» GOAL:
Look through the material below, count the lines containing the word "Verstorben", and state only the count.

» THE RECORDS:
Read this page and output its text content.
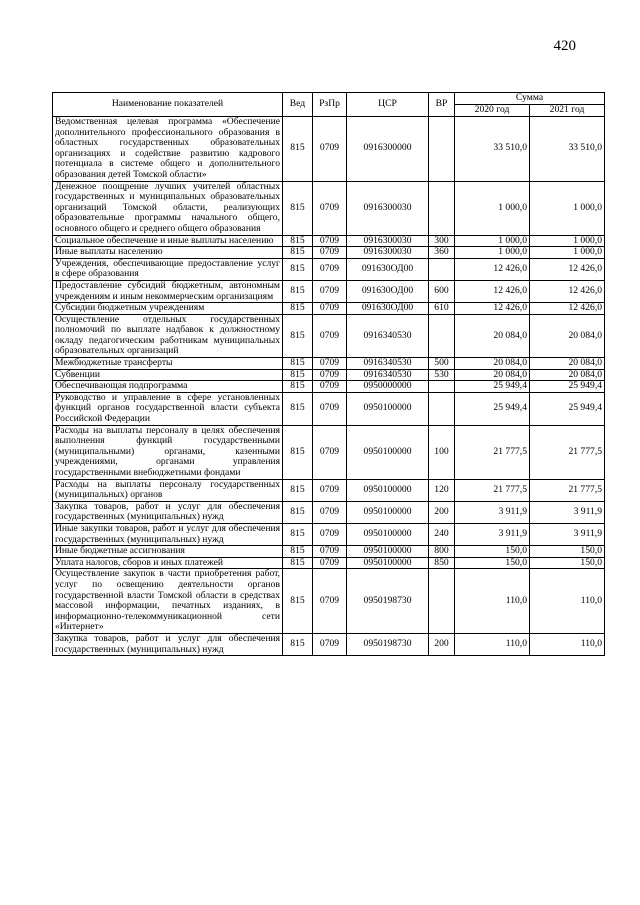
420
Наименование показателей	Вед	РзПр	ЦСР	ВР	Сумма	
					2020 год	2021 год
Ведомственная целевая программа «Обеспечение дополнительного профессионального образования в областных государственных образовательных организациях и содействие развитию кадрового потенциала в системе общего и дополнительного образования детей Томской области»	815	0709	0916300000		33 510,0	33 510,0
Денежное поощрение лучших учителей областных государственных и муниципальных образовательных организаций Томской области, реализующих образовательные программы начального общего, основного общего и среднего общего образования	815	0709	0916300030		1 000,0	1 000,0
Социальное обеспечение и иные выплаты населению	815	0709	0916300030	300	1 000,0	1 000,0
Иные выплаты населению	815	0709	0916300030	360	1 000,0	1 000,0
Учреждения, обеспечивающие предоставление услуг в сфере образования	815	0709	091630ОД00		12 426,0	12 426,0
Предоставление субсидий бюджетным, автономным учреждениям и иным некоммерческим организациям	815	0709	091630ОД00	600	12 426,0	12 426,0
Субсидии бюджетным учреждениям	815	0709	091630ОД00	610	12 426,0	12 426,0
Осуществление отдельных государственных полномочий по выплате надбавок к должностному окладу педагогическим работникам муниципальных образовательных организаций	815	0709	0916340530		20 084,0	20 084,0
Межбюджетные трансферты	815	0709	0916340530	500	20 084,0	20 084,0
Субвенции	815	0709	0916340530	530	20 084,0	20 084,0
Обеспечивающая подпрограмма	815	0709	0950000000		25 949,4	25 949,4
Руководство и управление в сфере установленных функций органов государственной власти субъекта Российской Федерации	815	0709	0950100000		25 949,4	25 949,4
Расходы на выплаты персоналу в целях обеспечения выполнения функций государственными (муниципальными) органами, казенными учреждениями, органами управления государственными внебюджетными фондами	815	0709	0950100000	100	21 777,5	21 777,5
Расходы на выплаты персоналу государственных (муниципальных) органов	815	0709	0950100000	120	21 777,5	21 777,5
Закупка товаров, работ и услуг для обеспечения государственных (муниципальных) нужд	815	0709	0950100000	200	3 911,9	3 911,9
Иные закупки товаров, работ и услуг для обеспечения государственных (муниципальных) нужд	815	0709	0950100000	240	3 911,9	3 911,9
Иные бюджетные ассигнования	815	0709	0950100000	800	150,0	150,0
Уплата налогов, сборов и иных платежей	815	0709	0950100000	850	150,0	150,0
Осуществление закупок в части приобретения работ, услуг по освещению деятельности органов государственной власти Томской области в средствах массовой информации, печатных изданиях, в информационно-телекоммуникационной сети «Интернет»	815	0709	0950198730		110,0	110,0
Закупка товаров, работ и услуг для обеспечения государственных (муниципальных) нужд	815	0709	0950198730	200	110,0	110,0
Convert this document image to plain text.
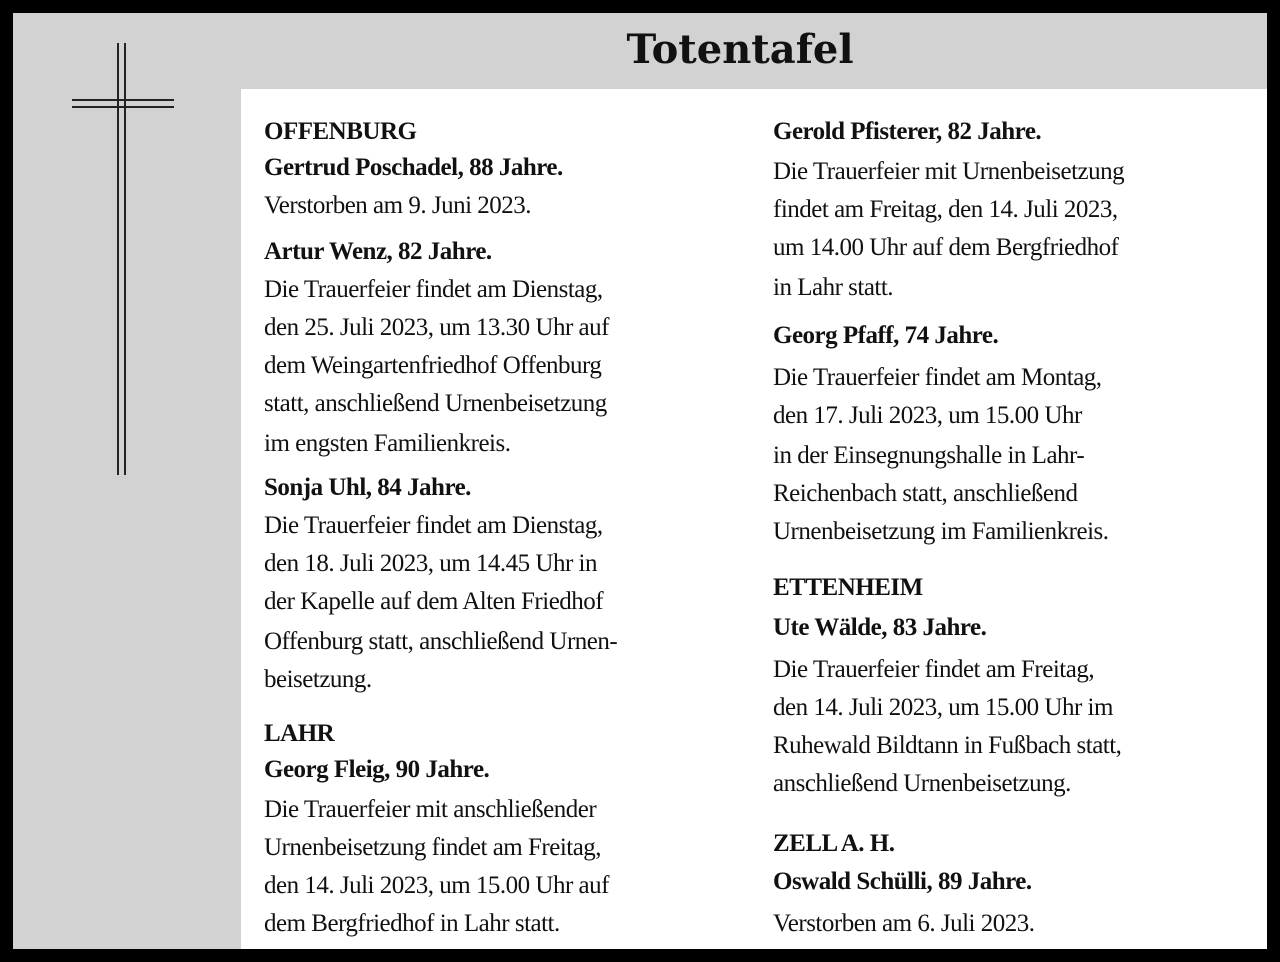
Totentafel
OFFENBURG
Gertrud Poschadel, 88 Jahre.
Verstorben am 9. Juni 2023.
Artur Wenz, 82 Jahre.
Die Trauerfeier findet am Dienstag,
den 25. Juli 2023, um 13.30 Uhr auf
dem Weingartenfriedhof Offenburg
statt, anschließend Urnenbeisetzung
im engsten Familienkreis.
Sonja Uhl, 84 Jahre.
Die Trauerfeier findet am Dienstag,
den 18. Juli 2023, um 14.45 Uhr in
der Kapelle auf dem Alten Friedhof
Offenburg statt, anschließend Urnen-
beisetzung.
LAHR
Georg Fleig, 90 Jahre.
Die Trauerfeier mit anschließender
Urnenbeisetzung findet am Freitag,
den 14. Juli 2023, um 15.00 Uhr auf
dem Bergfriedhof in Lahr statt.
Gerold Pfisterer, 82 Jahre.
Die Trauerfeier mit Urnenbeisetzung
findet am Freitag, den 14. Juli 2023,
um 14.00 Uhr auf dem Bergfriedhof
in Lahr statt.
Georg Pfaff, 74 Jahre.
Die Trauerfeier findet am Montag,
den 17. Juli 2023, um 15.00 Uhr
in der Einsegnungshalle in Lahr-
Reichenbach statt, anschließend
Urnenbeisetzung im Familienkreis.
ETTENHEIM
Ute Wälde, 83 Jahre.
Die Trauerfeier findet am Freitag,
den 14. Juli 2023, um 15.00 Uhr im
Ruhewald Bildtann in Fußbach statt,
anschließend Urnenbeisetzung.
ZELL A. H.
Oswald Schülli, 89 Jahre.
Verstorben am 6. Juli 2023.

» CORRECT RESULT:
2